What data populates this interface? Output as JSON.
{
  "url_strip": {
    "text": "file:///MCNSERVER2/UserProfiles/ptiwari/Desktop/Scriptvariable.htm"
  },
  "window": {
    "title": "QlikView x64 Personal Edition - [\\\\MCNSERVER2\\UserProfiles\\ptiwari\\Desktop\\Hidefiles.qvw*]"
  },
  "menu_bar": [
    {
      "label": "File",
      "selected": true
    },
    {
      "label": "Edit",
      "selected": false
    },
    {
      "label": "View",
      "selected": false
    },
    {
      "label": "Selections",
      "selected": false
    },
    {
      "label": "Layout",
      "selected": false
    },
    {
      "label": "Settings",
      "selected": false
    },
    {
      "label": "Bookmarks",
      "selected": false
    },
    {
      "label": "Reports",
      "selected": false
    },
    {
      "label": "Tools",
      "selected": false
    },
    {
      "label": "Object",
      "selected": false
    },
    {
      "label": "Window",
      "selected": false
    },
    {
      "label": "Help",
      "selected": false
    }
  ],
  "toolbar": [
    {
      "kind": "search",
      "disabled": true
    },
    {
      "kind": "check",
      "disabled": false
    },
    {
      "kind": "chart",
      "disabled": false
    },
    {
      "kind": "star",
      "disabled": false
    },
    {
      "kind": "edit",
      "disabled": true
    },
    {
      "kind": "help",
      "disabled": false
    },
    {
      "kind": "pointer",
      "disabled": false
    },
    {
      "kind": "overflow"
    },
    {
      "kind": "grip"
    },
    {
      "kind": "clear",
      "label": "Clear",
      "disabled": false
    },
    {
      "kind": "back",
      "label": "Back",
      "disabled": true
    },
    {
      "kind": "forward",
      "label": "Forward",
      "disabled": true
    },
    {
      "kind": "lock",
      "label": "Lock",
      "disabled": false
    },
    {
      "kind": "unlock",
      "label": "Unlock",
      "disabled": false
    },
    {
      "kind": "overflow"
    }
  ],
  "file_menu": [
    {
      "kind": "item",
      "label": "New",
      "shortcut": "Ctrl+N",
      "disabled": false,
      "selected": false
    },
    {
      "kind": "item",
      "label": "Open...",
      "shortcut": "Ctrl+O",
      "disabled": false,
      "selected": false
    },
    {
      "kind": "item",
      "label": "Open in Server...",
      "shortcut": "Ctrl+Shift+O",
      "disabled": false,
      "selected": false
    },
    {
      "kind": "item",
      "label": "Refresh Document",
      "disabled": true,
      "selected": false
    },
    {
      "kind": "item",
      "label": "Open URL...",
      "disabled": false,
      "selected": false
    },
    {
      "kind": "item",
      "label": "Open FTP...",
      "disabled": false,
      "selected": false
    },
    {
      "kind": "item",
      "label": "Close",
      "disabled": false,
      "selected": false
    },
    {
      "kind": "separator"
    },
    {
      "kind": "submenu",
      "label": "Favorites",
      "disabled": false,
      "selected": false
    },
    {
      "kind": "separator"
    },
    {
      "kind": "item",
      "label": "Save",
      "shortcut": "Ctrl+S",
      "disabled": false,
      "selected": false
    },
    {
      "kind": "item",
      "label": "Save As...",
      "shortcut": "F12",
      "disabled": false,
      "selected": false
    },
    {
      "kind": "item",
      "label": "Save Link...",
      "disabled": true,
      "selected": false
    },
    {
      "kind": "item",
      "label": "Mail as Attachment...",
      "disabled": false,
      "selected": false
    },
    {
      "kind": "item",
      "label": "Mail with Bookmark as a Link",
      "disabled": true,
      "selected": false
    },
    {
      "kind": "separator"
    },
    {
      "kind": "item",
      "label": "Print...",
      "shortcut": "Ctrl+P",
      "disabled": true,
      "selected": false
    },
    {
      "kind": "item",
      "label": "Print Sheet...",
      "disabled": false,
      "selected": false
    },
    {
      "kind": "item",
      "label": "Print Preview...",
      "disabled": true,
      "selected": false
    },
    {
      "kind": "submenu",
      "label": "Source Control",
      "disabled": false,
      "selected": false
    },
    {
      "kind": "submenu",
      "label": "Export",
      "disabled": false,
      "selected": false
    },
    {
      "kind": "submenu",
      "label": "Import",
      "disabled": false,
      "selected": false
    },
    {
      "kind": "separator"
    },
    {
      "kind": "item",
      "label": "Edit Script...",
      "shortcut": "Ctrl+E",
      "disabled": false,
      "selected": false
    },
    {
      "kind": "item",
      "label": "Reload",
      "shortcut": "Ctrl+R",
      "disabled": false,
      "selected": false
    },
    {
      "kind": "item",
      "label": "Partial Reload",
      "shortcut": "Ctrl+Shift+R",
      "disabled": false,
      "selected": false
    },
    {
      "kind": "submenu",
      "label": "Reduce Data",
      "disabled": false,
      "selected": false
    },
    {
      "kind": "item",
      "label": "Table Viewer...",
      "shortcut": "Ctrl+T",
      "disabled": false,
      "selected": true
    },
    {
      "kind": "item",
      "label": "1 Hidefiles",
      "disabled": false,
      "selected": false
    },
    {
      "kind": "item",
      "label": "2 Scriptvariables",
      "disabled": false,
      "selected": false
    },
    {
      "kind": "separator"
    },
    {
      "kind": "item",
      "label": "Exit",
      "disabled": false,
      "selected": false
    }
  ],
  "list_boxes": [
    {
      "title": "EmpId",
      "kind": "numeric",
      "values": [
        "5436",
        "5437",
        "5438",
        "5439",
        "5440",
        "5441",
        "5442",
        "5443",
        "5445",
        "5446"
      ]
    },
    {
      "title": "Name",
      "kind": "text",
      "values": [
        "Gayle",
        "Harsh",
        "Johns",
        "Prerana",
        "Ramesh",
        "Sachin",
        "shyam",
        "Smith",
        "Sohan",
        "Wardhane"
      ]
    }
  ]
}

What is expected. Transcribe all of the material exactly. Omit nothing.

Solved exercise.
What data populates this interface? Output as JSON.
{
  "url_strip": {
    "text": "file:///MCNSERVER2/UserProfiles/ptiwari/Desktop/Scriptvariable.htm"
  },
  "window": {
    "title": "QlikView x64 Personal Edition - [\\\\MCNSERVER2\\UserProfiles\\ptiwari\\Desktop\\Hidefiles.qvw*]"
  },
  "menu_bar": [
    {
      "label": "File",
      "selected": true
    },
    {
      "label": "Edit",
      "selected": false
    },
    {
      "label": "View",
      "selected": false
    },
    {
      "label": "Selections",
      "selected": false
    },
    {
      "label": "Layout",
      "selected": false
    },
    {
      "label": "Settings",
      "selected": false
    },
    {
      "label": "Bookmarks",
      "selected": false
    },
    {
      "label": "Reports",
      "selected": false
    },
    {
      "label": "Tools",
      "selected": false
    },
    {
      "label": "Object",
      "selected": false
    },
    {
      "label": "Window",
      "selected": false
    },
    {
      "label": "Help",
      "selected": false
    }
  ],
  "toolbar": [
    {
      "kind": "search",
      "disabled": true
    },
    {
      "kind": "check",
      "disabled": false
    },
    {
      "kind": "chart",
      "disabled": false
    },
    {
      "kind": "star",
      "disabled": false
    },
    {
      "kind": "edit",
      "disabled": true
    },
    {
      "kind": "help",
      "disabled": false
    },
    {
      "kind": "pointer",
      "disabled": false
    },
    {
      "kind": "overflow"
    },
    {
      "kind": "grip"
    },
    {
      "kind": "clear",
      "label": "Clear",
      "disabled": false
    },
    {
      "kind": "back",
      "label": "Back",
      "disabled": true
    },
    {
      "kind": "forward",
      "label": "Forward",
      "disabled": true
    },
    {
      "kind": "lock",
      "label": "Lock",
      "disabled": false
    },
    {
      "kind": "unlock",
      "label": "Unlock",
      "disabled": false
    },
    {
      "kind": "overflow"
    }
  ],
  "file_menu": [
    {
      "kind": "item",
      "label": "New",
      "shortcut": "Ctrl+N",
      "disabled": false,
      "selected": false
    },
    {
      "kind": "item",
      "label": "Open...",
      "shortcut": "Ctrl+O",
      "disabled": false,
      "selected": false
    },
    {
      "kind": "item",
      "label": "Open in Server...",
      "shortcut": "Ctrl+Shift+O",
      "disabled": false,
      "selected": false
    },
    {
      "kind": "item",
      "label": "Refresh Document",
      "disabled": true,
      "selected": false
    },
    {
      "kind": "item",
      "label": "Open URL...",
      "disabled": false,
      "selected": false
    },
    {
      "kind": "item",
      "label": "Open FTP...",
      "disabled": false,
      "selected": false
    },
    {
      "kind": "item",
      "label": "Close",
      "disabled": false,
      "selected": false
    },
    {
      "kind": "separator"
    },
    {
      "kind": "submenu",
      "label": "Favorites",
      "disabled": false,
      "selected": false
    },
    {
      "kind": "separator"
    },
    {
      "kind": "item",
      "label": "Save",
      "shortcut": "Ctrl+S",
      "disabled": false,
      "selected": false
    },
    {
      "kind": "item",
      "label": "Save As...",
      "shortcut": "F12",
      "disabled": false,
      "selected": false
    },
    {
      "kind": "item",
      "label": "Save Link...",
      "disabled": true,
      "selected": false
    },
    {
      "kind": "item",
      "label": "Mail as Attachment...",
      "disabled": false,
      "selected": false
    },
    {
      "kind": "item",
      "label": "Mail with Bookmark as a Link",
      "disabled": true,
      "selected": false
    },
    {
      "kind": "separator"
    },
    {
      "kind": "item",
      "label": "Print...",
      "shortcut": "Ctrl+P",
      "disabled": true,
      "selected": false
    },
    {
      "kind": "item",
      "label": "Print Sheet...",
      "disabled": false,
      "selected": false
    },
    {
      "kind": "item",
      "label": "Print Preview...",
      "disabled": true,
      "selected": false
    },
    {
      "kind": "submenu",
      "label": "Source Control",
      "disabled": false,
      "selected": false
    },
    {
      "kind": "submenu",
      "label": "Export",
      "disabled": false,
      "selected": false
    },
    {
      "kind": "submenu",
      "label": "Import",
      "disabled": false,
      "selected": false
    },
    {
      "kind": "separator"
    },
    {
      "kind": "item",
      "label": "Edit Script...",
      "shortcut": "Ctrl+E",
      "disabled": false,
      "selected": false
    },
    {
      "kind": "item",
      "label": "Reload",
      "shortcut": "Ctrl+R",
      "disabled": false,
      "selected": false
    },
    {
      "kind": "item",
      "label": "Partial Reload",
      "shortcut": "Ctrl+Shift+R",
      "disabled": false,
      "selected": false
    },
    {
      "kind": "submenu",
      "label": "Reduce Data",
      "disabled": false,
      "selected": false
    },
    {
      "kind": "item",
      "label": "Table Viewer...",
      "shortcut": "Ctrl+T",
      "disabled": false,
      "selected": true
    },
    {
      "kind": "item",
      "label": "1 Hidefiles",
      "disabled": false,
      "selected": false
    },
    {
      "kind": "item",
      "label": "2 Scriptvariables",
      "disabled": false,
      "selected": false
    },
    {
      "kind": "separator"
    },
    {
      "kind": "item",
      "label": "Exit",
      "disabled": false,
      "selected": false
    }
  ],
  "list_boxes": [
    {
      "title": "EmpId",
      "kind": "numeric",
      "values": [
        "5436",
        "5437",
        "5438",
        "5439",
        "5440",
        "5441",
        "5442",
        "5443",
        "5445",
        "5446"
      ]
    },
    {
      "title": "Name",
      "kind": "text",
      "values": [
        "Gayle",
        "Harsh",
        "Johns",
        "Prerana",
        "Ramesh",
        "Sachin",
        "shyam",
        "Smith",
        "Sohan",
        "Wardhane"
      ]
    }
  ]
}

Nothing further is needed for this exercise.